* SUPPLIED MATERIAL:
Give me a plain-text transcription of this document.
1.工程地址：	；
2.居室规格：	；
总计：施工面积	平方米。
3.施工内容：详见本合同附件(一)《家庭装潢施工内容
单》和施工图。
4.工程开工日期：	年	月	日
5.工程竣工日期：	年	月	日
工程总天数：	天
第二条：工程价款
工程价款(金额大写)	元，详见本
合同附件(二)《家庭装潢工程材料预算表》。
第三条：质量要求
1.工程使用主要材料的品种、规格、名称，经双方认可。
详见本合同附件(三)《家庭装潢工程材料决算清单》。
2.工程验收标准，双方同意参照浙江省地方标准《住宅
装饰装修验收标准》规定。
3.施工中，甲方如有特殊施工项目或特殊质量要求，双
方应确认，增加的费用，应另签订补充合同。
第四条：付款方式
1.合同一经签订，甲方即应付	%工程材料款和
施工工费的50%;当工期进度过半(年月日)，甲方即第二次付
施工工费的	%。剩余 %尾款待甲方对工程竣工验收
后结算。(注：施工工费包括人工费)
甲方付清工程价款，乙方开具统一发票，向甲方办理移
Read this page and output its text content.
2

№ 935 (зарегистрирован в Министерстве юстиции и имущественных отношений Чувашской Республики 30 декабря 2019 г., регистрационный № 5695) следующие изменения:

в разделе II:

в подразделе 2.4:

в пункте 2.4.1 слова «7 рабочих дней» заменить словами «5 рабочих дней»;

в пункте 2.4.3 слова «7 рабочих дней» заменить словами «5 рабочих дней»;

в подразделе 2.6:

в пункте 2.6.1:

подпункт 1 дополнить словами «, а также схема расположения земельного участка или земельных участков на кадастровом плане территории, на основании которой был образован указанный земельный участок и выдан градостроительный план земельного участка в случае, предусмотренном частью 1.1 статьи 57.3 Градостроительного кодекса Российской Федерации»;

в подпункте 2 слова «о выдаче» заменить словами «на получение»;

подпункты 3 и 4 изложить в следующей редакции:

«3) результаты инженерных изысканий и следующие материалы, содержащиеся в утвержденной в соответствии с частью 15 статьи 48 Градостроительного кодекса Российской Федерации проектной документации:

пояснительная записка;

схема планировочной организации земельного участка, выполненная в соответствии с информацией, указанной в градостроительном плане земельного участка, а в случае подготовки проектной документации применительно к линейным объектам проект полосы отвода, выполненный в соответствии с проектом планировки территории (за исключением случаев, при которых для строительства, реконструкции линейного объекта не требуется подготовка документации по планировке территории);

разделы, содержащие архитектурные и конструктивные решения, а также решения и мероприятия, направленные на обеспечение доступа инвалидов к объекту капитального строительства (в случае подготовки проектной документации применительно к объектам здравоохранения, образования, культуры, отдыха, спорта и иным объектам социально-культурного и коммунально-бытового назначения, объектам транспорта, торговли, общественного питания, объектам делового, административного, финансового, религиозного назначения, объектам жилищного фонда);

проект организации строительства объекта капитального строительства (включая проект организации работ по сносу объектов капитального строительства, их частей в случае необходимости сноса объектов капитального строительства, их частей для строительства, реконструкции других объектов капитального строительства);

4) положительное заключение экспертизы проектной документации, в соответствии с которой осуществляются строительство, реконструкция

* WORK TO DO:
Exactly as they are written, print the entries again.

* FINAL RESULT:
Give me a plain-text transcription of this document.
1.工程地址：	；
2.居室规格：	；
总计：施工面积	平方米。
3.施工内容：详见本合同附件(一)《家庭装潢施工内容
单》和施工图。
4.工程开工日期：	年	月	日
5.工程竣工日期：	年	月	日
工程总天数：	天
第二条：工程价款
工程价款(金额大写)	元，详见本
合同附件(二)《家庭装潢工程材料预算表》。
第三条：质量要求
1.工程使用主要材料的品种、规格、名称，经双方认可。
详见本合同附件(三)《家庭装潢工程材料决算清单》。
2.工程验收标准，双方同意参照浙江省地方标准《住宅
装饰装修验收标准》规定。
3.施工中，甲方如有特殊施工项目或特殊质量要求，双
方应确认，增加的费用，应另签订补充合同。
第四条：付款方式
1.合同一经签订，甲方即应付	%工程材料款和
施工工费的50%;当工期进度过半(年月日)，甲方即第二次付
施工工费的	%。剩余 %尾款待甲方对工程竣工验收
后结算。(注：施工工费包括人工费)
甲方付清工程价款，乙方开具统一发票，向甲方办理移
Read this page and output its text content.
2

№ 935 (зарегистрирован в Министерстве юстиции и имущественных отношений Чувашской Республики 30 декабря 2019 г., регистрационный № 5695) следующие изменения:

в разделе II:

в подразделе 2.4:

в пункте 2.4.1 слова «7 рабочих дней» заменить словами «5 рабочих дней»;

в пункте 2.4.3 слова «7 рабочих дней» заменить словами «5 рабочих дней»;

в подразделе 2.6:

в пункте 2.6.1:

подпункт 1 дополнить словами «, а также схема расположения земельного участка или земельных участков на кадастровом плане территории, на основании которой был образован указанный земельный участок и выдан градостроительный план земельного участка в случае, предусмотренном частью 1.1 статьи 57.3 Градостроительного кодекса Российской Федерации»;

в подпункте 2 слова «о выдаче» заменить словами «на получение»;

подпункты 3 и 4 изложить в следующей редакции:

«3) результаты инженерных изысканий и следующие материалы, содержащиеся в утвержденной в соответствии с частью 15 статьи 48 Градостроительного кодекса Российской Федерации проектной документации:

пояснительная записка;

схема планировочной организации земельного участка, выполненная в соответствии с информацией, указанной в градостроительном плане земельного участка, а в случае подготовки проектной документации применительно к линейным объектам проект полосы отвода, выполненный в соответствии с проектом планировки территории (за исключением случаев, при которых для строительства, реконструкции линейного объекта не требуется подготовка документации по планировке территории);

разделы, содержащие архитектурные и конструктивные решения, а также решения и мероприятия, направленные на обеспечение доступа инвалидов к объекту капитального строительства (в случае подготовки проектной документации применительно к объектам здравоохранения, образования, культуры, отдыха, спорта и иным объектам социально-культурного и коммунально-бытового назначения, объектам транспорта, торговли, общественного питания, объектам делового, административного, финансового, религиозного назначения, объектам жилищного фонда);

проект организации строительства объекта капитального строительства (включая проект организации работ по сносу объектов капитального строительства, их частей в случае необходимости сноса объектов капитального строительства, их частей для строительства, реконструкции других объектов капитального строительства);

4) положительное заключение экспертизы проектной документации, в соответствии с которой осуществляются строительство, реконструкция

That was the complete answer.